* **SET TASK**
Reproduce the material word for word; the images stay out.

* **EXERCISE DATA**
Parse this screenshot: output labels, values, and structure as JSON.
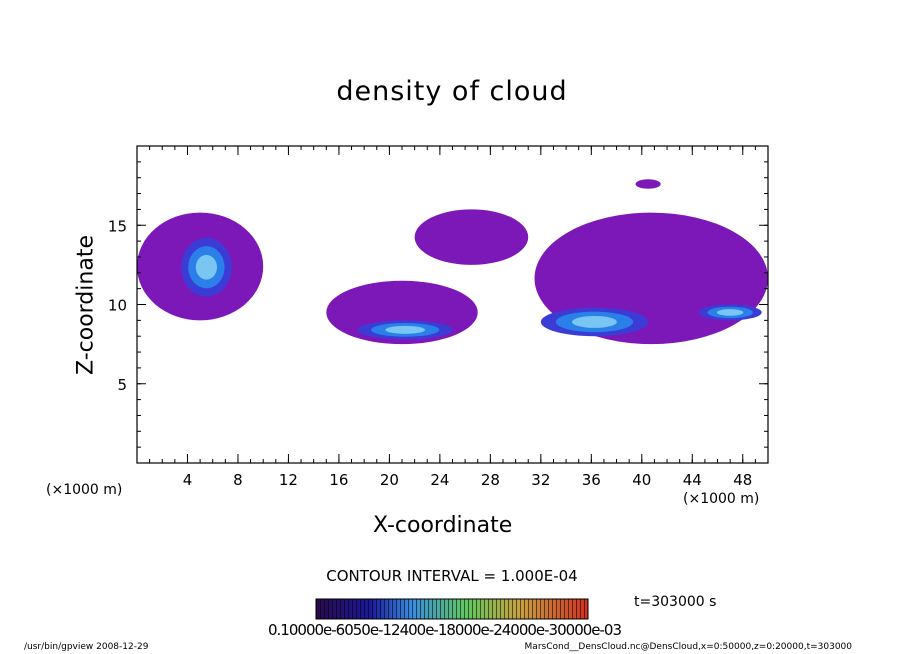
{
  "title": "density of cloud",
  "colors": {
    "outer": "#7d18b8",
    "mid": "#3b3bd6",
    "inner": "#2a7fe8",
    "core": "#79c6f2"
  },
  "chart_data": {
    "type": "heatmap",
    "title": "density of cloud",
    "xlabel": "X-coordinate",
    "ylabel": "Z-coordinate",
    "x_unit": "(×1000 m)",
    "xlim": [
      0,
      50
    ],
    "ylim": [
      0,
      20
    ],
    "x_ticks": [
      "4",
      "8",
      "12",
      "16",
      "20",
      "24",
      "28",
      "32",
      "36",
      "40",
      "44",
      "48"
    ],
    "y_ticks": [
      "5",
      "10",
      "15"
    ],
    "contour_interval": "CONTOUR INTERVAL = 1.000E-04",
    "colorbar_labels": "0.10000e-6050e-12400e-18000e-24000e-30000e-03",
    "time_label": "t=303000 s",
    "cloud_regions": [
      {
        "level": "outer",
        "x": [
          0.0,
          10.0
        ],
        "z": [
          9.0,
          15.8
        ]
      },
      {
        "level": "core",
        "x": [
          3.5,
          7.5
        ],
        "z": [
          10.5,
          14.2
        ]
      },
      {
        "level": "outer",
        "x": [
          15.0,
          27.0
        ],
        "z": [
          7.5,
          11.5
        ]
      },
      {
        "level": "core",
        "x": [
          17.5,
          25.0
        ],
        "z": [
          7.8,
          9.0
        ]
      },
      {
        "level": "outer",
        "x": [
          22.0,
          31.0
        ],
        "z": [
          12.5,
          16.0
        ]
      },
      {
        "level": "outer",
        "x": [
          31.5,
          50.0
        ],
        "z": [
          7.5,
          15.8
        ]
      },
      {
        "level": "core",
        "x": [
          32.0,
          40.5
        ],
        "z": [
          8.0,
          9.8
        ]
      },
      {
        "level": "core",
        "x": [
          44.5,
          49.5
        ],
        "z": [
          9.0,
          10.0
        ]
      },
      {
        "level": "outer",
        "x": [
          39.5,
          41.5
        ],
        "z": [
          17.3,
          17.9
        ]
      }
    ]
  },
  "footer": {
    "left": "/usr/bin/gpview   2008-12-29",
    "right": "MarsCond__DensCloud.nc@DensCloud,x=0:50000,z=0:20000,t=303000"
  }
}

* **WORKED SOLUTION**
Parse this screenshot: output labels, values, and structure as JSON.
{
  "title": "density of cloud",
  "colors": {
    "outer": "#7d18b8",
    "mid": "#3b3bd6",
    "inner": "#2a7fe8",
    "core": "#79c6f2"
  },
  "chart_data": {
    "type": "heatmap",
    "title": "density of cloud",
    "xlabel": "X-coordinate",
    "ylabel": "Z-coordinate",
    "x_unit": "(×1000 m)",
    "xlim": [
      0,
      50
    ],
    "ylim": [
      0,
      20
    ],
    "x_ticks": [
      "4",
      "8",
      "12",
      "16",
      "20",
      "24",
      "28",
      "32",
      "36",
      "40",
      "44",
      "48"
    ],
    "y_ticks": [
      "5",
      "10",
      "15"
    ],
    "contour_interval": "CONTOUR INTERVAL = 1.000E-04",
    "colorbar_labels": "0.10000e-6050e-12400e-18000e-24000e-30000e-03",
    "time_label": "t=303000 s",
    "cloud_regions": [
      {
        "level": "outer",
        "x": [
          0.0,
          10.0
        ],
        "z": [
          9.0,
          15.8
        ]
      },
      {
        "level": "core",
        "x": [
          3.5,
          7.5
        ],
        "z": [
          10.5,
          14.2
        ]
      },
      {
        "level": "outer",
        "x": [
          15.0,
          27.0
        ],
        "z": [
          7.5,
          11.5
        ]
      },
      {
        "level": "core",
        "x": [
          17.5,
          25.0
        ],
        "z": [
          7.8,
          9.0
        ]
      },
      {
        "level": "outer",
        "x": [
          22.0,
          31.0
        ],
        "z": [
          12.5,
          16.0
        ]
      },
      {
        "level": "outer",
        "x": [
          31.5,
          50.0
        ],
        "z": [
          7.5,
          15.8
        ]
      },
      {
        "level": "core",
        "x": [
          32.0,
          40.5
        ],
        "z": [
          8.0,
          9.8
        ]
      },
      {
        "level": "core",
        "x": [
          44.5,
          49.5
        ],
        "z": [
          9.0,
          10.0
        ]
      },
      {
        "level": "outer",
        "x": [
          39.5,
          41.5
        ],
        "z": [
          17.3,
          17.9
        ]
      }
    ]
  },
  "footer": {
    "left": "/usr/bin/gpview   2008-12-29",
    "right": "MarsCond__DensCloud.nc@DensCloud,x=0:50000,z=0:20000,t=303000"
  }
}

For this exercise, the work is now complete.